▸ **Short task**:
Identify the lines that contain the word "유의사항" and copy each one.

:: Records for this exercise ::

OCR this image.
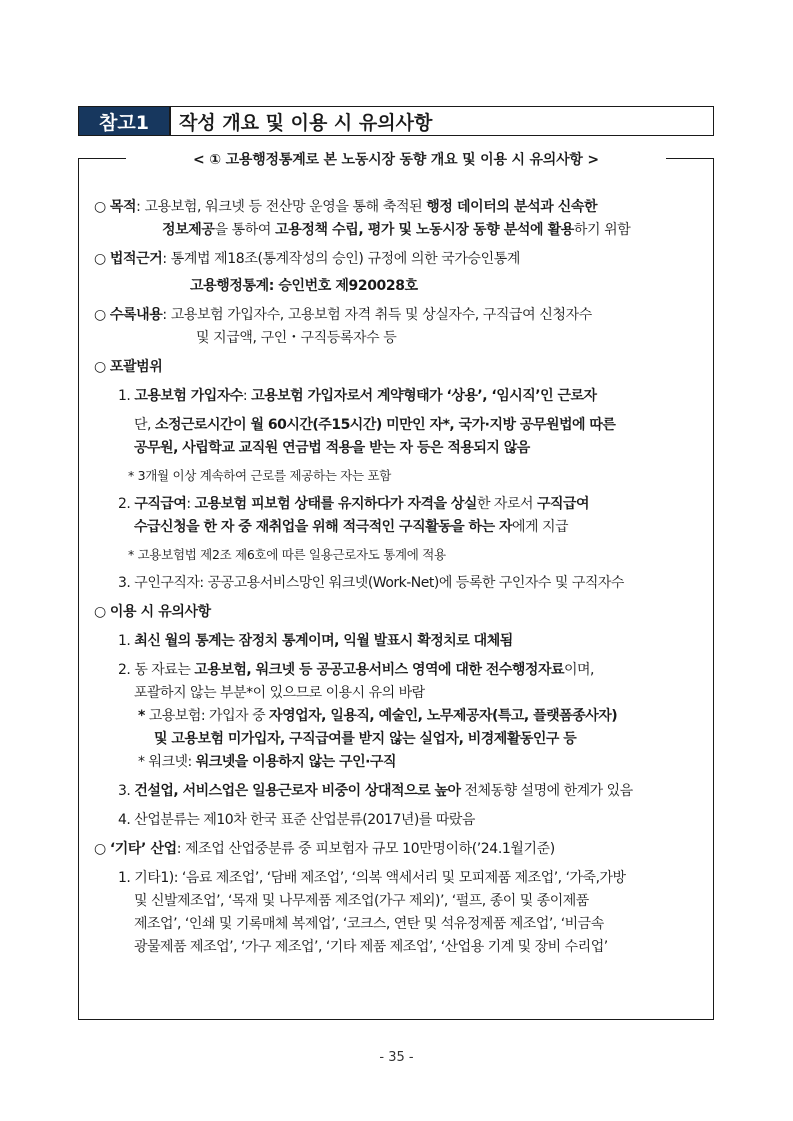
참고1	작성 개요 및 이용 시 유의사항
< ① 고용행정통계로 본 노동시장 동향 개요 및 이용 시 유의사항 >
○ 목적: 고용보험, 워크넷 등 전산망 운영을 통해 축적된 행정 데이터의 분석과 신속한
정보제공을 통하여 고용정책 수립, 평가 및 노동시장 동향 분석에 활용하기 위함
○ 법적근거: 통계법 제18조(통계작성의 승인) 규정에 의한 국가승인통계
고용행정통계: 승인번호 제920028호
○ 수록내용: 고용보험 가입자수, 고용보험 자격 취득 및 상실자수, 구직급여 신청자수
및 지급액, 구인・구직등록자수 등
○ 포괄범위
1. 고용보험 가입자수: 고용보험 가입자로서 계약형태가 ‘상용’, ‘임시직’인 근로자
단, 소정근로시간이 월 60시간(주15시간) 미만인 자*, 국가·지방 공무원법에 따른
공무원, 사립학교 교직원 연금법 적용을 받는 자 등은 적용되지 않음
* 3개월 이상 계속하여 근로를 제공하는 자는 포함
2. 구직급여: 고용보험 피보험 상태를 유지하다가 자격을 상실한 자로서 구직급여
수급신청을 한 자 중 재취업을 위해 적극적인 구직활동을 하는 자에게 지급
* 고용보험법 제2조 제6호에 따른 일용근로자도 통계에 적용
3. 구인구직자: 공공고용서비스망인 워크넷(Work-Net)에 등록한 구인자수 및 구직자수
○ 이용 시 유의사항
1. 최신 월의 통계는 잠정치 통계이며, 익월 발표시 확정치로 대체됨
2. 동 자료는 고용보험, 워크넷 등 공공고용서비스 영역에 대한 전수행정자료이며,
포괄하지 않는 부분*이 있으므로 이용시 유의 바람
* 고용보험: 가입자 중 자영업자, 일용직, 예술인, 노무제공자(특고, 플랫폼종사자)
및 고용보험 미가입자, 구직급여를 받지 않는 실업자, 비경제활동인구 등
* 워크넷: 워크넷을 이용하지 않는 구인·구직
3. 건설업, 서비스업은 일용근로자 비중이 상대적으로 높아 전체동향 설명에 한계가 있음
4. 산업분류는 제10차 한국 표준 산업분류(2017년)를 따랐음
○ ‘기타’ 산업: 제조업 산업중분류 중 피보험자 규모 10만명이하(’24.1월기준)
1. 기타1): ‘음료 제조업’, ‘담배 제조업’, ‘의복 액세서리 및 모피제품 제조업’, ‘가죽,가방
및 신발제조업’, ‘목재 및 나무제품 제조업(가구 제외)’, ‘펄프, 종이 및 종이제품
제조업’, ‘인쇄 및 기록매체 복제업’, ‘코크스, 연탄 및 석유정제품 제조업’, ‘비금속
광물제품 제조업’, ‘가구 제조업’, ‘기타 제품 제조업’, ‘산업용 기계 및 장비 수리업’
- 35 -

:::

▸ **Solution to the exercise**:
참고1	작성 개요 및 이용 시 유의사항
< ① 고용행정통계로 본 노동시장 동향 개요 및 이용 시 유의사항 >
○ 이용 시 유의사항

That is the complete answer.